Set task
Work out the number of lines with the word "this" in the material below, then reply with that number only.

Material
· · ·

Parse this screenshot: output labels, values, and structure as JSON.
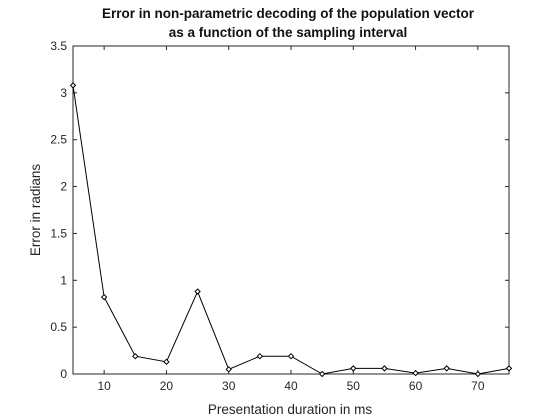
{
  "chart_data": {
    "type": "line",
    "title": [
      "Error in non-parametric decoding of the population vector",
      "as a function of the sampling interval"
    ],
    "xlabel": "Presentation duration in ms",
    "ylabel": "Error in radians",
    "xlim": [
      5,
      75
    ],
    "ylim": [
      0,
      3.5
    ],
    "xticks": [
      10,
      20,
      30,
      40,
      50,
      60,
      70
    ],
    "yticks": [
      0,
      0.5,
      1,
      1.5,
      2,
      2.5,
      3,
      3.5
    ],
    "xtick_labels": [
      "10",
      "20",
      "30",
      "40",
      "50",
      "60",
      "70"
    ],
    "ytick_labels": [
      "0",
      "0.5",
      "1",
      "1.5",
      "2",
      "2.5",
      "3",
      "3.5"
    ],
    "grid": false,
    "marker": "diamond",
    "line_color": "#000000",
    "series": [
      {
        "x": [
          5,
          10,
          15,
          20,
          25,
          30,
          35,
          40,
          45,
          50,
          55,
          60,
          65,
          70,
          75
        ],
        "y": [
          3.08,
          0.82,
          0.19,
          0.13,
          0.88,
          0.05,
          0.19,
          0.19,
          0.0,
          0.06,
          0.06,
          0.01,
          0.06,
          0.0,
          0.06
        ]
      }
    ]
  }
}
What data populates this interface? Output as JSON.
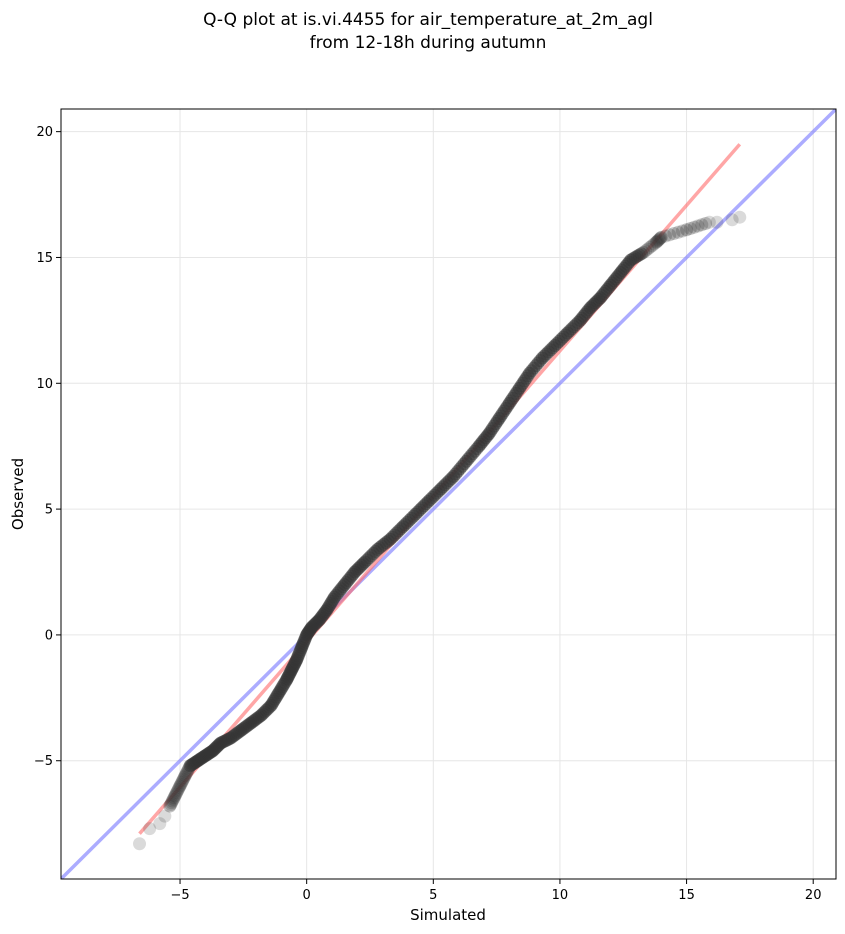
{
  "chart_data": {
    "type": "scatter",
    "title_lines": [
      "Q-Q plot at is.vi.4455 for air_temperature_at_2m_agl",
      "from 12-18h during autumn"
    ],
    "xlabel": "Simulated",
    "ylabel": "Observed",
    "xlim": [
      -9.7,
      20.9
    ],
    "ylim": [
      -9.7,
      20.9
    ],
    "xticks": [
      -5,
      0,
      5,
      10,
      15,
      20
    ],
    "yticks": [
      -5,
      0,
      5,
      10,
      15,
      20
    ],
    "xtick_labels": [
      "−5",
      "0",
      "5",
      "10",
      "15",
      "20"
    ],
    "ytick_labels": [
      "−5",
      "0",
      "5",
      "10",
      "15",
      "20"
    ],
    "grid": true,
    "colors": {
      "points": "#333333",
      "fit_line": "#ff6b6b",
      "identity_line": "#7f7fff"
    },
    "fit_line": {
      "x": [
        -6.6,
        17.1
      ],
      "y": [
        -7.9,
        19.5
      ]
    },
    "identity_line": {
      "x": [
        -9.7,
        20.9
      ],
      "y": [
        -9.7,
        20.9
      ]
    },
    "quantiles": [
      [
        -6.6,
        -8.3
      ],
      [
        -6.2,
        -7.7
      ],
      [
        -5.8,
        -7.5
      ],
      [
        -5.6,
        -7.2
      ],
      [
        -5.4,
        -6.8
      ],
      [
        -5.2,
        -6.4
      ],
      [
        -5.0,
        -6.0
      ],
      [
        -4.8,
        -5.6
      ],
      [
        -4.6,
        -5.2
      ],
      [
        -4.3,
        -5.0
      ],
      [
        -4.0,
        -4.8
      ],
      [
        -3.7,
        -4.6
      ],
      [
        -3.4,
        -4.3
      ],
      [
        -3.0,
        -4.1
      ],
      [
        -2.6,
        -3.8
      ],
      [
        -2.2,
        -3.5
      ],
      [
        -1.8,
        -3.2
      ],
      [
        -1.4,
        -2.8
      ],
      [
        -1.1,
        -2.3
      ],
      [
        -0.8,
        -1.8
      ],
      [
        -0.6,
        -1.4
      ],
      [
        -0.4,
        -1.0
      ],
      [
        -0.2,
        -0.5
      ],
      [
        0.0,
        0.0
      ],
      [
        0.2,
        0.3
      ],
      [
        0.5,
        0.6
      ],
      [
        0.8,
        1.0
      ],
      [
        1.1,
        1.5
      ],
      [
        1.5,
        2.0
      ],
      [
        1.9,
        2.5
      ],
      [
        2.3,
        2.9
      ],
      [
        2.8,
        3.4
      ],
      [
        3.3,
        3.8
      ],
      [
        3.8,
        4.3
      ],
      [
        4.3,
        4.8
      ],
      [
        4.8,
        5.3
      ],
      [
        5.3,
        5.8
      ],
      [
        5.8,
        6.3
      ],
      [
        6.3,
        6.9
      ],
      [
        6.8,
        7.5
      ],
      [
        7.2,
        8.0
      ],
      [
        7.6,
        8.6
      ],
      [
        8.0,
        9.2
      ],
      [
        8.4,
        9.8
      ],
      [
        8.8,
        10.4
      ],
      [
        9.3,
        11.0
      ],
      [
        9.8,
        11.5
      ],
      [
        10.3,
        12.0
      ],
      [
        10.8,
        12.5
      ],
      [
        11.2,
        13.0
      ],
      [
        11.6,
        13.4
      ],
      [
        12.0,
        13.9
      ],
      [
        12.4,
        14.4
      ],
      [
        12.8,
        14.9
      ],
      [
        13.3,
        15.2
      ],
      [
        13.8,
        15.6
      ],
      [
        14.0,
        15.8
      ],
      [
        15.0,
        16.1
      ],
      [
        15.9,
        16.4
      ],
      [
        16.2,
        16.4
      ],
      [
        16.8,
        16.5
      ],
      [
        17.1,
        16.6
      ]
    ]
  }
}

· · ·

Exercise output
2